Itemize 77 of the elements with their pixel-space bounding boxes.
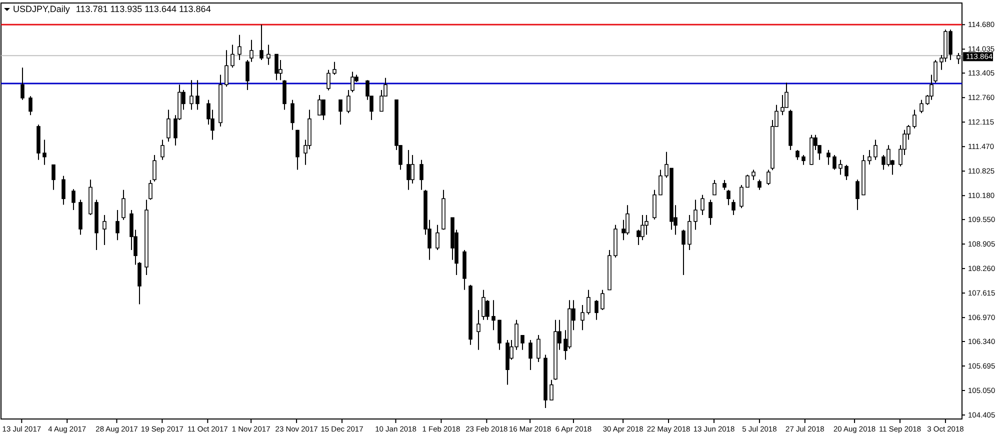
candlestick: [318, 94, 322, 116]
candlestick: [826, 150, 830, 166]
candlestick: [230, 44, 234, 68]
candlestick: [640, 214, 644, 241]
candlestick: [322, 99, 326, 121]
candlestick: [406, 150, 410, 190]
candlestick: [482, 289, 486, 320]
candlestick: [338, 99, 342, 126]
candlestick: [52, 164, 56, 190]
candlestick: [752, 169, 756, 181]
candlestick: [874, 139, 878, 160]
candlestick: [700, 194, 704, 216]
candlestick: [290, 99, 294, 130]
candlestick: [282, 80, 286, 110]
candlestick: [726, 189, 730, 206]
candlestick: [498, 319, 502, 350]
candlestick: [224, 50, 228, 88]
candlestick: [856, 179, 860, 211]
candlestick: [636, 229, 640, 246]
candlestick: [528, 339, 532, 370]
candlestick: [102, 214, 106, 246]
candlestick: [266, 44, 270, 66]
candlestick: [190, 80, 194, 110]
candlestick: [780, 94, 784, 116]
candlestick: [688, 214, 692, 250]
candlestick: [20, 67, 24, 100]
candlestick: [274, 54, 278, 81]
candlestick: [196, 80, 200, 110]
candlestick: [550, 379, 554, 401]
candlestick: [868, 150, 872, 165]
candlestick: [116, 210, 120, 241]
candlestick: [732, 199, 736, 216]
candlestick: [832, 154, 836, 170]
candlestick: [600, 289, 604, 310]
candlestick: [694, 199, 698, 230]
candlestick: [410, 154, 414, 184]
candlestick: [420, 159, 424, 190]
candlestick: [536, 334, 540, 363]
candlestick: [486, 300, 490, 320]
candlestick: [912, 109, 916, 129]
chart-title: USDJPY,Daily: [13, 4, 70, 14]
candlestick: [160, 139, 164, 160]
candlestick: [838, 159, 842, 176]
candlestick: [682, 229, 686, 276]
candlestick: [152, 154, 156, 182]
candlestick: [586, 289, 590, 316]
candlestick: [722, 180, 726, 190]
candlestick: [148, 180, 152, 200]
candlestick: [844, 164, 848, 181]
candlestick: [476, 309, 480, 350]
candlestick: [62, 175, 66, 206]
candlestick: [740, 184, 744, 209]
candlestick: [658, 169, 662, 196]
candlestick: [802, 154, 806, 166]
candlestick: [260, 24, 264, 60]
candlestick: [238, 34, 242, 60]
candlestick: [28, 96, 32, 116]
candlestick: [746, 174, 750, 188]
candlestick: [42, 139, 46, 166]
candlestick: [122, 189, 126, 220]
candlestick: [166, 109, 170, 142]
candlestick: [436, 224, 440, 250]
candlestick: [708, 199, 712, 226]
candlestick: [332, 61, 336, 76]
candlestick: [766, 169, 770, 186]
candlestick: [492, 300, 496, 331]
candlestick: [920, 99, 924, 114]
candlestick: [594, 300, 598, 320]
candlestick: [652, 189, 656, 220]
candlestick: [580, 304, 584, 331]
candlestick: [72, 188, 76, 211]
candlestick: [796, 150, 800, 160]
candlestick: [520, 334, 524, 350]
candlestick: [326, 69, 330, 91]
candlestick: [712, 180, 716, 196]
chart-subtitle: 113.781 113.935 113.644 113.864: [76, 4, 211, 14]
candlestick: [758, 179, 762, 190]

§ Task statement
Convert the listing above into a Markdown table with two columns, Row and Listing line, giving each line its own numbered row and omitting any blank lines. Leave the picture out of the table.

§ Worked answer
| Row | Listing line |
|---|---|
| 1 | Itemize 77 of the elements with their pixel-space bounding boxes. |
| 2 | candlestick: [318, 94, 322, 116] |
| 3 | candlestick: [826, 150, 830, 166] |
| 4 | candlestick: [230, 44, 234, 68] |
| 5 | candlestick: [640, 214, 644, 241] |
| 6 | candlestick: [322, 99, 326, 121] |
| 7 | candlestick: [406, 150, 410, 190] |
| 8 | candlestick: [482, 289, 486, 320] |
| 9 | candlestick: [338, 99, 342, 126] |
| 10 | candlestick: [52, 164, 56, 190] |
| 11 | candlestick: [752, 169, 756, 181] |
| 12 | candlestick: [874, 139, 878, 160] |
| 13 | candlestick: [700, 194, 704, 216] |
| 14 | candlestick: [290, 99, 294, 130] |
| 15 | candlestick: [282, 80, 286, 110] |
| 16 | candlestick: [726, 189, 730, 206] |
| 17 | candlestick: [498, 319, 502, 350] |
| 18 | candlestick: [224, 50, 228, 88] |
| 19 | candlestick: [856, 179, 860, 211] |
| 20 | candlestick: [636, 229, 640, 246] |
| 21 | candlestick: [528, 339, 532, 370] |
| 22 | candlestick: [102, 214, 106, 246] |
| 23 | candlestick: [266, 44, 270, 66] |
| 24 | candlestick: [190, 80, 194, 110] |
| 25 | candlestick: [780, 94, 784, 116] |
| 26 | candlestick: [688, 214, 692, 250] |
| 27 | candlestick: [20, 67, 24, 100] |
| 28 | candlestick: [274, 54, 278, 81] |
| 29 | candlestick: [196, 80, 200, 110] |
| 30 | candlestick: [550, 379, 554, 401] |
| 31 | candlestick: [868, 150, 872, 165] |
| 32 | candlestick: [116, 210, 120, 241] |
| 33 | candlestick: [732, 199, 736, 216] |
| 34 | candlestick: [832, 154, 836, 170] |
| 35 | candlestick: [600, 289, 604, 310] |
| 36 | candlestick: [694, 199, 698, 230] |
| 37 | candlestick: [410, 154, 414, 184] |
| 38 | candlestick: [420, 159, 424, 190] |
| 39 | candlestick: [536, 334, 540, 363] |
| 40 | candlestick: [486, 300, 490, 320] |
| 41 | candlestick: [912, 109, 916, 129] |
| 42 | chart-title: USDJPY,Daily: [13, 4, 70, 14] |
| 43 | candlestick: [160, 139, 164, 160] |
| 44 | candlestick: [838, 159, 842, 176] |
| 45 | candlestick: [682, 229, 686, 276] |
| 46 | candlestick: [152, 154, 156, 182] |
| 47 | candlestick: [586, 289, 590, 316] |
| 48 | candlestick: [722, 180, 726, 190] |
| 49 | candlestick: [148, 180, 152, 200] |
| 50 | candlestick: [844, 164, 848, 181] |
| 51 | candlestick: [476, 309, 480, 350] |
| 52 | candlestick: [62, 175, 66, 206] |
| 53 | candlestick: [740, 184, 744, 209] |
| 54 | candlestick: [658, 169, 662, 196] |
| 55 | candlestick: [802, 154, 806, 166] |
| 56 | candlestick: [260, 24, 264, 60] |
| 57 | candlestick: [238, 34, 242, 60] |
| 58 | candlestick: [28, 96, 32, 116] |
| 59 | candlestick: [746, 174, 750, 188] |
| 60 | candlestick: [42, 139, 46, 166] |
| 61 | candlestick: [122, 189, 126, 220] |
| 62 | candlestick: [166, 109, 170, 142] |
| 63 | candlestick: [436, 224, 440, 250] |
| 64 | candlestick: [708, 199, 712, 226] |
| 65 | candlestick: [332, 61, 336, 76] |
| 66 | candlestick: [766, 169, 770, 186] |
| 67 | candlestick: [492, 300, 496, 331] |
| 68 | candlestick: [920, 99, 924, 114] |
| 69 | candlestick: [594, 300, 598, 320] |
| 70 | candlestick: [652, 189, 656, 220] |
| 71 | candlestick: [580, 304, 584, 331] |
| 72 | candlestick: [72, 188, 76, 211] |
| 73 | candlestick: [796, 150, 800, 160] |
| 74 | candlestick: [520, 334, 524, 350] |
| 75 | candlestick: [326, 69, 330, 91] |
| 76 | candlestick: [712, 180, 716, 196] |
| 77 | chart-subtitle: 113.781 113.935 113.644 113.864: [76, 4, 211, 14] |
| 78 | candlestick: [758, 179, 762, 190] |